**DATA EXCERPTS:**

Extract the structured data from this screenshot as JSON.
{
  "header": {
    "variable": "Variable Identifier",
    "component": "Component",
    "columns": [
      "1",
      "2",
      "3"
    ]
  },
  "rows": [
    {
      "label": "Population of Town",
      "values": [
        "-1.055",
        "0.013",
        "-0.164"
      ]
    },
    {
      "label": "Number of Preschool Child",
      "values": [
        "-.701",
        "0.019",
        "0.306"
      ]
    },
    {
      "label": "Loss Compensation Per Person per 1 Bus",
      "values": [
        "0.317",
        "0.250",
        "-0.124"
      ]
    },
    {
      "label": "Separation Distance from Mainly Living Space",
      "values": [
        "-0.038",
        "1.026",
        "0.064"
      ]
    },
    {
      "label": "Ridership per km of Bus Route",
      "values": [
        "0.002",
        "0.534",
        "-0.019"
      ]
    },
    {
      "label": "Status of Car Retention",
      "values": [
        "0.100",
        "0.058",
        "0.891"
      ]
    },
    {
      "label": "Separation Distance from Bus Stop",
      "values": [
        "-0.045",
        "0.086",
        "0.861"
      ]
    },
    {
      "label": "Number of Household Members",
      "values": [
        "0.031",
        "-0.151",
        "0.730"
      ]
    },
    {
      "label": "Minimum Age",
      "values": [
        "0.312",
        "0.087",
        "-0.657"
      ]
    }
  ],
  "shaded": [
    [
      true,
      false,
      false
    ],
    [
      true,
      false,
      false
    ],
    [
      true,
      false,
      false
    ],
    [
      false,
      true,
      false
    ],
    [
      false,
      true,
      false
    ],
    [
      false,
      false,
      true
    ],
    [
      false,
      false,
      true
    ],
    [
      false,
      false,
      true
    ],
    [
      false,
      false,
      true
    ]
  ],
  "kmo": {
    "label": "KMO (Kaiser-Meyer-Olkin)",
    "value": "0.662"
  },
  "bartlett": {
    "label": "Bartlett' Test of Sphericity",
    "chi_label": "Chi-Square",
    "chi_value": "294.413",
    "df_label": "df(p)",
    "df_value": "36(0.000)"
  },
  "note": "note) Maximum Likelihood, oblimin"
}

**SET PROBLEM:** Give the listing above again, word for word.

**RESULT FOR THIS EXERCISE:**
Extract the structured data from this screenshot as JSON.
{
  "header": {
    "variable": "Variable Identifier",
    "component": "Component",
    "columns": [
      "1",
      "2",
      "3"
    ]
  },
  "rows": [
    {
      "label": "Population of Town",
      "values": [
        "-1.055",
        "0.013",
        "-0.164"
      ]
    },
    {
      "label": "Number of Preschool Child",
      "values": [
        "-.701",
        "0.019",
        "0.306"
      ]
    },
    {
      "label": "Loss Compensation Per Person per 1 Bus",
      "values": [
        "0.317",
        "0.250",
        "-0.124"
      ]
    },
    {
      "label": "Separation Distance from Mainly Living Space",
      "values": [
        "-0.038",
        "1.026",
        "0.064"
      ]
    },
    {
      "label": "Ridership per km of Bus Route",
      "values": [
        "0.002",
        "0.534",
        "-0.019"
      ]
    },
    {
      "label": "Status of Car Retention",
      "values": [
        "0.100",
        "0.058",
        "0.891"
      ]
    },
    {
      "label": "Separation Distance from Bus Stop",
      "values": [
        "-0.045",
        "0.086",
        "0.861"
      ]
    },
    {
      "label": "Number of Household Members",
      "values": [
        "0.031",
        "-0.151",
        "0.730"
      ]
    },
    {
      "label": "Minimum Age",
      "values": [
        "0.312",
        "0.087",
        "-0.657"
      ]
    }
  ],
  "shaded": [
    [
      true,
      false,
      false
    ],
    [
      true,
      false,
      false
    ],
    [
      true,
      false,
      false
    ],
    [
      false,
      true,
      false
    ],
    [
      false,
      true,
      false
    ],
    [
      false,
      false,
      true
    ],
    [
      false,
      false,
      true
    ],
    [
      false,
      false,
      true
    ],
    [
      false,
      false,
      true
    ]
  ],
  "kmo": {
    "label": "KMO (Kaiser-Meyer-Olkin)",
    "value": "0.662"
  },
  "bartlett": {
    "label": "Bartlett' Test of Sphericity",
    "chi_label": "Chi-Square",
    "chi_value": "294.413",
    "df_label": "df(p)",
    "df_value": "36(0.000)"
  },
  "note": "note) Maximum Likelihood, oblimin"
}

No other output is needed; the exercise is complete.